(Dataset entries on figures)
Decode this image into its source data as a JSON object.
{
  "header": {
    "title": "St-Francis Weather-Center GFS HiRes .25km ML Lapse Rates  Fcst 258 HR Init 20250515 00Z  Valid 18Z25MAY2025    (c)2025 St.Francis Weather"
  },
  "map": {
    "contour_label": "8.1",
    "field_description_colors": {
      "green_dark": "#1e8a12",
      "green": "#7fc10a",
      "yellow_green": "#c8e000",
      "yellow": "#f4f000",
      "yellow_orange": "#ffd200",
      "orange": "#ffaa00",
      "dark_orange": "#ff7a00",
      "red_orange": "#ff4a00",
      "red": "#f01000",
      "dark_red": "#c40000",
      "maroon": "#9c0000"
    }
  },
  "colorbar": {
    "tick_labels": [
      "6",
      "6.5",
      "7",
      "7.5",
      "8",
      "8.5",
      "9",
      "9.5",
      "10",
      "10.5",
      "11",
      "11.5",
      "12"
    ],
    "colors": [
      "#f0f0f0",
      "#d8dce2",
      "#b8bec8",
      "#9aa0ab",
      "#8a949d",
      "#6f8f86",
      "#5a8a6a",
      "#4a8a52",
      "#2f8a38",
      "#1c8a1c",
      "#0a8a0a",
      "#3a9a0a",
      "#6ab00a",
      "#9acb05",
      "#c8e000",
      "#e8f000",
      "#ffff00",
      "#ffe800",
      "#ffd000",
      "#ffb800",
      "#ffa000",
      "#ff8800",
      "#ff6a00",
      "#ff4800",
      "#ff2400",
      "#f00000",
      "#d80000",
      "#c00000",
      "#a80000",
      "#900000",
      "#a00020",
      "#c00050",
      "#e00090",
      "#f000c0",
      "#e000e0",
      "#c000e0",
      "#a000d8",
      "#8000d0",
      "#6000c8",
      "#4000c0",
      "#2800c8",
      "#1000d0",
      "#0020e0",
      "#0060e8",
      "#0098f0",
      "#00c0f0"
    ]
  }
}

▶ _TASK PROMPT_
Every entry in the listing must be retyped exactly.

▶ _TASK RESULT_
Decode this image into its source data as a JSON object.
{
  "header": {
    "title": "St-Francis Weather-Center GFS HiRes .25km ML Lapse Rates  Fcst 258 HR Init 20250515 00Z  Valid 18Z25MAY2025    (c)2025 St.Francis Weather"
  },
  "map": {
    "contour_label": "8.1",
    "field_description_colors": {
      "green_dark": "#1e8a12",
      "green": "#7fc10a",
      "yellow_green": "#c8e000",
      "yellow": "#f4f000",
      "yellow_orange": "#ffd200",
      "orange": "#ffaa00",
      "dark_orange": "#ff7a00",
      "red_orange": "#ff4a00",
      "red": "#f01000",
      "dark_red": "#c40000",
      "maroon": "#9c0000"
    }
  },
  "colorbar": {
    "tick_labels": [
      "6",
      "6.5",
      "7",
      "7.5",
      "8",
      "8.5",
      "9",
      "9.5",
      "10",
      "10.5",
      "11",
      "11.5",
      "12"
    ],
    "colors": [
      "#f0f0f0",
      "#d8dce2",
      "#b8bec8",
      "#9aa0ab",
      "#8a949d",
      "#6f8f86",
      "#5a8a6a",
      "#4a8a52",
      "#2f8a38",
      "#1c8a1c",
      "#0a8a0a",
      "#3a9a0a",
      "#6ab00a",
      "#9acb05",
      "#c8e000",
      "#e8f000",
      "#ffff00",
      "#ffe800",
      "#ffd000",
      "#ffb800",
      "#ffa000",
      "#ff8800",
      "#ff6a00",
      "#ff4800",
      "#ff2400",
      "#f00000",
      "#d80000",
      "#c00000",
      "#a80000",
      "#900000",
      "#a00020",
      "#c00050",
      "#e00090",
      "#f000c0",
      "#e000e0",
      "#c000e0",
      "#a000d8",
      "#8000d0",
      "#6000c8",
      "#4000c0",
      "#2800c8",
      "#1000d0",
      "#0020e0",
      "#0060e8",
      "#0098f0",
      "#00c0f0"
    ]
  }
}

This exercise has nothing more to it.